• REQUIRED WORK
These entries are to be retyped in full, word for word.

• RECORD EXTRACTS

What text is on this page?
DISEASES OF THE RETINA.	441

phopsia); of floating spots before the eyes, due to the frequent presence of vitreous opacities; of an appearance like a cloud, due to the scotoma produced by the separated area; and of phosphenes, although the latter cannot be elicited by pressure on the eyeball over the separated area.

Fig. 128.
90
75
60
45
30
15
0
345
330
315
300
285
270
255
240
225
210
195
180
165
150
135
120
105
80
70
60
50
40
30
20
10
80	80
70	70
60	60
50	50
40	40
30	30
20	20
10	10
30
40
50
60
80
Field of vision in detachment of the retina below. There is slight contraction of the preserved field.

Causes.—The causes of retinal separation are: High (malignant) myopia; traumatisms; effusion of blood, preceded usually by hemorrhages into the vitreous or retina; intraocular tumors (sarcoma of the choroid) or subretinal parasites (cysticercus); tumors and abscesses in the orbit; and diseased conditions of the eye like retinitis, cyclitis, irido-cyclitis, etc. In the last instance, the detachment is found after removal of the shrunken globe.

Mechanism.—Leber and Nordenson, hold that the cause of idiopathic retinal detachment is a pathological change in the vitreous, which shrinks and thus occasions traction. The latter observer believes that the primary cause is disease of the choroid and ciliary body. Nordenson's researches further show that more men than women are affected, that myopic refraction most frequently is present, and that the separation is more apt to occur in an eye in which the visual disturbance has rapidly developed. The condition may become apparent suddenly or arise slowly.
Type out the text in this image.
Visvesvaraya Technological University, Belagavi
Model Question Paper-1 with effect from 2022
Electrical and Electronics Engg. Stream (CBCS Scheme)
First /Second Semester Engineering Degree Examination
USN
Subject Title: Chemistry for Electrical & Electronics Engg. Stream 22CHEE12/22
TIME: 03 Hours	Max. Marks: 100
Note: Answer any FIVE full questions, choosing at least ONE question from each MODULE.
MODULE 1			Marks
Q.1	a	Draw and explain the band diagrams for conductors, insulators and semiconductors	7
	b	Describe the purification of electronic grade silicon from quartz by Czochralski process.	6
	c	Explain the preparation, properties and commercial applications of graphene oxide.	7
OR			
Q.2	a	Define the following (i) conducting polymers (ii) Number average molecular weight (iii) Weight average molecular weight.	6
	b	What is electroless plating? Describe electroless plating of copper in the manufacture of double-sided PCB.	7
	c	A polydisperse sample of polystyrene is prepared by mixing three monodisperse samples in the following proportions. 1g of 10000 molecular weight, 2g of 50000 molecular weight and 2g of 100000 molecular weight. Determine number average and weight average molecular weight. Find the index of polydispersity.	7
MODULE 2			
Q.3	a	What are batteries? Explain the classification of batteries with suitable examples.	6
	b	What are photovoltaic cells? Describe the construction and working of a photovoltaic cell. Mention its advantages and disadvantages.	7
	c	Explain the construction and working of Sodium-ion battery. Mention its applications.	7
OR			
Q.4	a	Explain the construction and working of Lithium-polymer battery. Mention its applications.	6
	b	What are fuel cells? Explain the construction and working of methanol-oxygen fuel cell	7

• SOLUTION FOR THIS PROBLEM
What text is on this page?
DISEASES OF THE RETINA.	441

phopsia); of floating spots before the eyes, due to the frequent presence of vitreous opacities; of an appearance like a cloud, due to the scotoma produced by the separated area; and of phosphenes, although the latter cannot be elicited by pressure on the eyeball over the separated area.

Fig. 128.
90
75
60
45
30
15
0
345
330
315
300
285
270
255
240
225
210
195
180
165
150
135
120
105
80
70
60
50
40
30
20
10
80	80
70	70
60	60
50	50
40	40
30	30
20	20
10	10
30
40
50
60
80
Field of vision in detachment of the retina below. There is slight contraction of the preserved field.

Causes.—The causes of retinal separation are: High (malignant) myopia; traumatisms; effusion of blood, preceded usually by hemorrhages into the vitreous or retina; intraocular tumors (sarcoma of the choroid) or subretinal parasites (cysticercus); tumors and abscesses in the orbit; and diseased conditions of the eye like retinitis, cyclitis, irido-cyclitis, etc. In the last instance, the detachment is found after removal of the shrunken globe.

Mechanism.—Leber and Nordenson, hold that the cause of idiopathic retinal detachment is a pathological change in the vitreous, which shrinks and thus occasions traction. The latter observer believes that the primary cause is disease of the choroid and ciliary body. Nordenson's researches further show that more men than women are affected, that myopic refraction most frequently is present, and that the separation is more apt to occur in an eye in which the visual disturbance has rapidly developed. The condition may become apparent suddenly or arise slowly.
Type out the text in this image.
Visvesvaraya Technological University, Belagavi
Model Question Paper-1 with effect from 2022
Electrical and Electronics Engg. Stream (CBCS Scheme)
First /Second Semester Engineering Degree Examination
USN
Subject Title: Chemistry for Electrical & Electronics Engg. Stream 22CHEE12/22
TIME: 03 Hours	Max. Marks: 100
Note: Answer any FIVE full questions, choosing at least ONE question from each MODULE.
MODULE 1			Marks
Q.1	a	Draw and explain the band diagrams for conductors, insulators and semiconductors	7
	b	Describe the purification of electronic grade silicon from quartz by Czochralski process.	6
	c	Explain the preparation, properties and commercial applications of graphene oxide.	7
OR			
Q.2	a	Define the following (i) conducting polymers (ii) Number average molecular weight (iii) Weight average molecular weight.	6
	b	What is electroless plating? Describe electroless plating of copper in the manufacture of double-sided PCB.	7
	c	A polydisperse sample of polystyrene is prepared by mixing three monodisperse samples in the following proportions. 1g of 10000 molecular weight, 2g of 50000 molecular weight and 2g of 100000 molecular weight. Determine number average and weight average molecular weight. Find the index of polydispersity.	7
MODULE 2			
Q.3	a	What are batteries? Explain the classification of batteries with suitable examples.	6
	b	What are photovoltaic cells? Describe the construction and working of a photovoltaic cell. Mention its advantages and disadvantages.	7
	c	Explain the construction and working of Sodium-ion battery. Mention its applications.	7
OR			
Q.4	a	Explain the construction and working of Lithium-polymer battery. Mention its applications.	6
	b	What are fuel cells? Explain the construction and working of methanol-oxygen fuel cell	7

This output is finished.